Stored data entries

— Begin —

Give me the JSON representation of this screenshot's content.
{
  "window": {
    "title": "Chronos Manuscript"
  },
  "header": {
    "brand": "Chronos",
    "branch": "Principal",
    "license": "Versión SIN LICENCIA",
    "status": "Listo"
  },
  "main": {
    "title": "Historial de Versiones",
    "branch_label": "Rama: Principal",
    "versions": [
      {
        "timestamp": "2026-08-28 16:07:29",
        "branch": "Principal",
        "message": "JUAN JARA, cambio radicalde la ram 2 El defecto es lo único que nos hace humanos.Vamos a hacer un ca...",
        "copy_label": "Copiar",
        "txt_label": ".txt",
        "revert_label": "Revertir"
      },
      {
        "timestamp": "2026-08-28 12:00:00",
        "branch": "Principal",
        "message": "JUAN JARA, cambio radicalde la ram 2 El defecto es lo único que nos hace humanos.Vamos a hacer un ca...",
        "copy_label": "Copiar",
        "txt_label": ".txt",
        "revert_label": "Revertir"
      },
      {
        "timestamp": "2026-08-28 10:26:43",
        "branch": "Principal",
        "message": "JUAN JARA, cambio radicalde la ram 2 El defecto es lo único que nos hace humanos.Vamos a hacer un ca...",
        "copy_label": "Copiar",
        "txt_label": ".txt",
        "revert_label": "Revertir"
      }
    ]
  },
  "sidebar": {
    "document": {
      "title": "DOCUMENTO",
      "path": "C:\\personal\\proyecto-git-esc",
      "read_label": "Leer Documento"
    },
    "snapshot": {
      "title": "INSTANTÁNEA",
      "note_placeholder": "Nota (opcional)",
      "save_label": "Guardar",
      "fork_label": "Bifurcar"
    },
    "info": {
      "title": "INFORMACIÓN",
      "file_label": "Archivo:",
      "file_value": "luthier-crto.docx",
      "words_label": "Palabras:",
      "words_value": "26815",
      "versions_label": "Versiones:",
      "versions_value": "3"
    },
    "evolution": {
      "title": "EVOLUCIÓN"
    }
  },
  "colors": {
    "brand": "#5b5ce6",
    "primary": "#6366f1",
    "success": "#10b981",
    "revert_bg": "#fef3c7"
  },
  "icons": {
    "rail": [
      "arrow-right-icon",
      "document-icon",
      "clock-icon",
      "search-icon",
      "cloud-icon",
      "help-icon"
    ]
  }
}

— End —

Your instructions: The records above must be output exactly, in full.

Task solution:
Give me the JSON representation of this screenshot's content.
{
  "window": {
    "title": "Chronos Manuscript"
  },
  "header": {
    "brand": "Chronos",
    "branch": "Principal",
    "license": "Versión SIN LICENCIA",
    "status": "Listo"
  },
  "main": {
    "title": "Historial de Versiones",
    "branch_label": "Rama: Principal",
    "versions": [
      {
        "timestamp": "2026-08-28 16:07:29",
        "branch": "Principal",
        "message": "JUAN JARA, cambio radicalde la ram 2 El defecto es lo único que nos hace humanos.Vamos a hacer un ca...",
        "copy_label": "Copiar",
        "txt_label": ".txt",
        "revert_label": "Revertir"
      },
      {
        "timestamp": "2026-08-28 12:00:00",
        "branch": "Principal",
        "message": "JUAN JARA, cambio radicalde la ram 2 El defecto es lo único que nos hace humanos.Vamos a hacer un ca...",
        "copy_label": "Copiar",
        "txt_label": ".txt",
        "revert_label": "Revertir"
      },
      {
        "timestamp": "2026-08-28 10:26:43",
        "branch": "Principal",
        "message": "JUAN JARA, cambio radicalde la ram 2 El defecto es lo único que nos hace humanos.Vamos a hacer un ca...",
        "copy_label": "Copiar",
        "txt_label": ".txt",
        "revert_label": "Revertir"
      }
    ]
  },
  "sidebar": {
    "document": {
      "title": "DOCUMENTO",
      "path": "C:\\personal\\proyecto-git-esc",
      "read_label": "Leer Documento"
    },
    "snapshot": {
      "title": "INSTANTÁNEA",
      "note_placeholder": "Nota (opcional)",
      "save_label": "Guardar",
      "fork_label": "Bifurcar"
    },
    "info": {
      "title": "INFORMACIÓN",
      "file_label": "Archivo:",
      "file_value": "luthier-crto.docx",
      "words_label": "Palabras:",
      "words_value": "26815",
      "versions_label": "Versiones:",
      "versions_value": "3"
    },
    "evolution": {
      "title": "EVOLUCIÓN"
    }
  },
  "colors": {
    "brand": "#5b5ce6",
    "primary": "#6366f1",
    "success": "#10b981",
    "revert_bg": "#fef3c7"
  },
  "icons": {
    "rail": [
      "arrow-right-icon",
      "document-icon",
      "clock-icon",
      "search-icon",
      "cloud-icon",
      "help-icon"
    ]
  }
}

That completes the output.